Sayın okul müdürüm, hocalarım,
değerli veliler ve sevgili öğrenciler,
Bursa Fen Lisesinin mezuniyet
törenine davet ederek, bu coşkuya ortak olma onurunu sağladığınız için sizlere
teşekkür ederek başlamak istiyorum.
Hayatımda bu okulun, fen
lisesinin, farklı bir yeri vardır. Hayatta, kendimce ilk büyük başarım, fen
liseleri sınavında bu okulda okumaya hak kazanmış olmamdır. İtiraf etmeliyim...

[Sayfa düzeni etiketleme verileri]
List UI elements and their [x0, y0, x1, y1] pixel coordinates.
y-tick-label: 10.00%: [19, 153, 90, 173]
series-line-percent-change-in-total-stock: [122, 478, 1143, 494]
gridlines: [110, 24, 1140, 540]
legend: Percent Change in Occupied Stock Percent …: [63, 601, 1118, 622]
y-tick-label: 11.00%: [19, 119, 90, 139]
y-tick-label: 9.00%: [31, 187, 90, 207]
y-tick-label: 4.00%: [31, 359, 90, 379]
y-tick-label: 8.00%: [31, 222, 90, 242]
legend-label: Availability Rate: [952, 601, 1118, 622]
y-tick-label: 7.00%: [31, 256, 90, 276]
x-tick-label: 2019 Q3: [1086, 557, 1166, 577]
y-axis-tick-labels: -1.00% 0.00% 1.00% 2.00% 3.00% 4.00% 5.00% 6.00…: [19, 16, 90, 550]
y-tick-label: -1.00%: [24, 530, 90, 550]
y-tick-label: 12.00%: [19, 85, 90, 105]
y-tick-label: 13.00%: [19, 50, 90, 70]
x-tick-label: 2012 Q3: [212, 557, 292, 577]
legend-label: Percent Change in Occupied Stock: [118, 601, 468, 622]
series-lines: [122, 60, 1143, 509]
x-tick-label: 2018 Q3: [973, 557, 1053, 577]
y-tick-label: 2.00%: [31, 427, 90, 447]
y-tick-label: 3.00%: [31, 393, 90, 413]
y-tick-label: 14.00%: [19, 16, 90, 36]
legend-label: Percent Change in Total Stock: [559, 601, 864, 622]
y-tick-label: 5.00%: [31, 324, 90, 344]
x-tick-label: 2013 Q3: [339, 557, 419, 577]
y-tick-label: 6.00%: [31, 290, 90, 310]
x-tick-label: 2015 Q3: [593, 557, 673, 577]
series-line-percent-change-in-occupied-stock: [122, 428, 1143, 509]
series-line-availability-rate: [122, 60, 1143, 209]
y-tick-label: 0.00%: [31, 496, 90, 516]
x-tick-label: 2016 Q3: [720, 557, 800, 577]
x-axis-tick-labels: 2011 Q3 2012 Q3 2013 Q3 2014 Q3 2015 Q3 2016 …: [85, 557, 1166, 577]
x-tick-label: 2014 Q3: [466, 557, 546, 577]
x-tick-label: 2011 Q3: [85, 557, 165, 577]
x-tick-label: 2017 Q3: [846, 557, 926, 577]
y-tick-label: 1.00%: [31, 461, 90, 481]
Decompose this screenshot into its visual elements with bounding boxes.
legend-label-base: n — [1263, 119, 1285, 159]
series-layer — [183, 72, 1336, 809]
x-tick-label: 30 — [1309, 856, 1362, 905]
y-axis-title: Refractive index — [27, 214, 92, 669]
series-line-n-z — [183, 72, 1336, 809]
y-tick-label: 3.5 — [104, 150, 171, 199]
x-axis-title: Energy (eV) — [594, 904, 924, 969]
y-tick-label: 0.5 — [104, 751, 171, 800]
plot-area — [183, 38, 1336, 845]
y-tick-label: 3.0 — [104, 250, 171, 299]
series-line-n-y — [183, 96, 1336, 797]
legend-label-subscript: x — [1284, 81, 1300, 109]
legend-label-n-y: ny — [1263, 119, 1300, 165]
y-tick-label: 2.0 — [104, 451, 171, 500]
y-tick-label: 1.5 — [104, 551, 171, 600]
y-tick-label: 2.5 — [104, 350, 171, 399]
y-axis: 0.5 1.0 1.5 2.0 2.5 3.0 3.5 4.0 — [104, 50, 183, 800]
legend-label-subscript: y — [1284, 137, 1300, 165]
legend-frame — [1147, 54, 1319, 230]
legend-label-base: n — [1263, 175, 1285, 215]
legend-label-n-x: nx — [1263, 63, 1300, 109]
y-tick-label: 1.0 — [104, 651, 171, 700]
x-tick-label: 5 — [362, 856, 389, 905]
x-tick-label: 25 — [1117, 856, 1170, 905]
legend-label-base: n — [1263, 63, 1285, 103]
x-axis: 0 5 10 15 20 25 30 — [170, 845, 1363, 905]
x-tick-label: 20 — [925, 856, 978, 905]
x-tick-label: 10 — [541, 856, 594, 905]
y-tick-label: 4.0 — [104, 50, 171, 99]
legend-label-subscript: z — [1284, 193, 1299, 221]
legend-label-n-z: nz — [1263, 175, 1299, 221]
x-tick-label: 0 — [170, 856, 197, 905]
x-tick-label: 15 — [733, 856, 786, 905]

◆ **Görev listesi**:
1 – Mezuniyet konuşmasında "Hayatımda bu okulun, fen" ifadesinden "olmamdır. İtiraf etmeliyim..." ifadesine kadar olan bölümü hiç değiştirmeden geri verin.
2 – Mezuniyet konuşmasına göre konuşmacının hayattaki ilk büyük başarısının ne olduğunu yazın.

◆ **Sıralı cevaplar**:
1 –
Hayatımda bu okulun, fen
lisesinin, farklı bir yeri vardır. Hayatta, kendimce ilk büyük başarım, fen
liseleri sınavında bu okulda okumaya hak kazanmış olmamdır. İtiraf etmeliyim...

2 – Fen liseleri sınavında bu okulda okumaya hak kazanmış olması.